Source records:
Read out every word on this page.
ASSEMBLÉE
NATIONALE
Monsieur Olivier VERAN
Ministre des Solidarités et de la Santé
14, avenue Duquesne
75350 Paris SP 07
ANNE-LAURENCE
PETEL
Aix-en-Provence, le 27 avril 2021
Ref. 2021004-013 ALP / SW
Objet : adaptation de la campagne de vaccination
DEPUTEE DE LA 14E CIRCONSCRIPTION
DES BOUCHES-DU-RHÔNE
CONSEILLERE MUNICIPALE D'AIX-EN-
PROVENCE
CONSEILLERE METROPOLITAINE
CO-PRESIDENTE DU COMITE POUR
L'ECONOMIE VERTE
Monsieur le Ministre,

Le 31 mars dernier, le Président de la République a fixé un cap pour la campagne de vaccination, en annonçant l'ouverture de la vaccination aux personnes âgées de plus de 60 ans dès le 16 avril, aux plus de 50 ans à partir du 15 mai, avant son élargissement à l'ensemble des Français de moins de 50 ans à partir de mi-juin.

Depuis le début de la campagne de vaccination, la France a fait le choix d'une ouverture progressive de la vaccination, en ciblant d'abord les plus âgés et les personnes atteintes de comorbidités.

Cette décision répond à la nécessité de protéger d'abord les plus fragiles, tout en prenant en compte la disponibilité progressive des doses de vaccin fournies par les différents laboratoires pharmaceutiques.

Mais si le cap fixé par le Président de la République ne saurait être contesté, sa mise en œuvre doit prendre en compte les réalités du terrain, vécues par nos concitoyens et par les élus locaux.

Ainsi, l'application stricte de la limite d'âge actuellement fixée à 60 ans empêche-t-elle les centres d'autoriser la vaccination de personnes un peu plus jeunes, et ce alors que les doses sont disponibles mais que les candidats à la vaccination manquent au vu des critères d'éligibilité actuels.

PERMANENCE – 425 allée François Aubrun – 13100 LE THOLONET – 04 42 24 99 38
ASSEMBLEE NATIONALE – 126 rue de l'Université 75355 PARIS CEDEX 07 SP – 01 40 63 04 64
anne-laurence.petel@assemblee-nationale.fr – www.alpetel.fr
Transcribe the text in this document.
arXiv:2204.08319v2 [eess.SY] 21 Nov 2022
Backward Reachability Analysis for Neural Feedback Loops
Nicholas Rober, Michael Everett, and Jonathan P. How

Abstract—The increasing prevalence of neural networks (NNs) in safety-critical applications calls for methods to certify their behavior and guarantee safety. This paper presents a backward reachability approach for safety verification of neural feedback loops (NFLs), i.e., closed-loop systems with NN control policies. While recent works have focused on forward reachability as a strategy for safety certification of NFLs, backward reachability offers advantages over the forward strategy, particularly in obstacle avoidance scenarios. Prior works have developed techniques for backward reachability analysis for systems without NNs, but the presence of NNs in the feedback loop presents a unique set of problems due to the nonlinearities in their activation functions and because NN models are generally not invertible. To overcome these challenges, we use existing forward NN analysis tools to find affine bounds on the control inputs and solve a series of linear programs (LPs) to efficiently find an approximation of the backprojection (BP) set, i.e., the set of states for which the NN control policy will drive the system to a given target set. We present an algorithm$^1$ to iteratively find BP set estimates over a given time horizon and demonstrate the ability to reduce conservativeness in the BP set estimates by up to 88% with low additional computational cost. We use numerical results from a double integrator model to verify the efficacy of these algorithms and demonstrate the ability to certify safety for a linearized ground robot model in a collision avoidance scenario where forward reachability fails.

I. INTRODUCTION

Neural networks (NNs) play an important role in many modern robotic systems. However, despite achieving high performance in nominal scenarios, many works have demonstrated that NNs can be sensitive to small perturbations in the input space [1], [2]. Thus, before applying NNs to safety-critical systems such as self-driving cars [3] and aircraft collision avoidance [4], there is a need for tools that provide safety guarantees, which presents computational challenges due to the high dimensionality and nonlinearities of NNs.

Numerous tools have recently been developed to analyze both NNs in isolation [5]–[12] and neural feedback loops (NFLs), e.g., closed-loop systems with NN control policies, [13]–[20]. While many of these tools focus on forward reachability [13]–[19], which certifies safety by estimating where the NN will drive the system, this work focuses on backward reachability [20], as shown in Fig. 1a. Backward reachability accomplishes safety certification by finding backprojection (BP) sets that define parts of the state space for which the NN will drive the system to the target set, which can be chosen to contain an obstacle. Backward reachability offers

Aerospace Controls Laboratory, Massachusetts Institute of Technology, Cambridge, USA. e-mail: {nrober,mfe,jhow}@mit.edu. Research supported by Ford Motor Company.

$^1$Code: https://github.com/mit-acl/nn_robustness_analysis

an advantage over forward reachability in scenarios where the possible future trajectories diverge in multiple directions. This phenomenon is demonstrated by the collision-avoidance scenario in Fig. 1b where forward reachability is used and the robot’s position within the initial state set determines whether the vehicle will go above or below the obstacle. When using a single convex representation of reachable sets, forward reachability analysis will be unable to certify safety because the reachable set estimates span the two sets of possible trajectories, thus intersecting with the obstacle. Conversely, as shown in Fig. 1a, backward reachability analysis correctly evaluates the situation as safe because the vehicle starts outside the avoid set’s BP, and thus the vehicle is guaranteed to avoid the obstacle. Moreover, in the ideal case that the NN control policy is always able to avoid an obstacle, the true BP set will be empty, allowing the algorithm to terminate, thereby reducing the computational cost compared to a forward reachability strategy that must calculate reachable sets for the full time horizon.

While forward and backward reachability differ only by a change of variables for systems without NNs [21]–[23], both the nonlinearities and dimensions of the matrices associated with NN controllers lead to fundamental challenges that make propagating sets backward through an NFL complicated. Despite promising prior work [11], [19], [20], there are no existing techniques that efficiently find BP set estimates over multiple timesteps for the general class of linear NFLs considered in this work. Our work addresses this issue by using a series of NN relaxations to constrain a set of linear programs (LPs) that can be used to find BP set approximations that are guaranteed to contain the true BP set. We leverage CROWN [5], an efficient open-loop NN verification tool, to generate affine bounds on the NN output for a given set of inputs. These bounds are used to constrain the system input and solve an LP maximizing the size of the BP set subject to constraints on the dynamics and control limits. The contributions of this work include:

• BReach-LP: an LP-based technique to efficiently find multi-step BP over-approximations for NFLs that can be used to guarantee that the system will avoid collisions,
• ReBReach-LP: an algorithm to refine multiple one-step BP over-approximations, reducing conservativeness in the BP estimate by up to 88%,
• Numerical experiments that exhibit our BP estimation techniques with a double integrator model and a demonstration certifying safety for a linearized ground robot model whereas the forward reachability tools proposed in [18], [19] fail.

Short problem:
Go over the records above and tally the lines with the word "doses" in them. Give the number alone.

Exercise answer:
2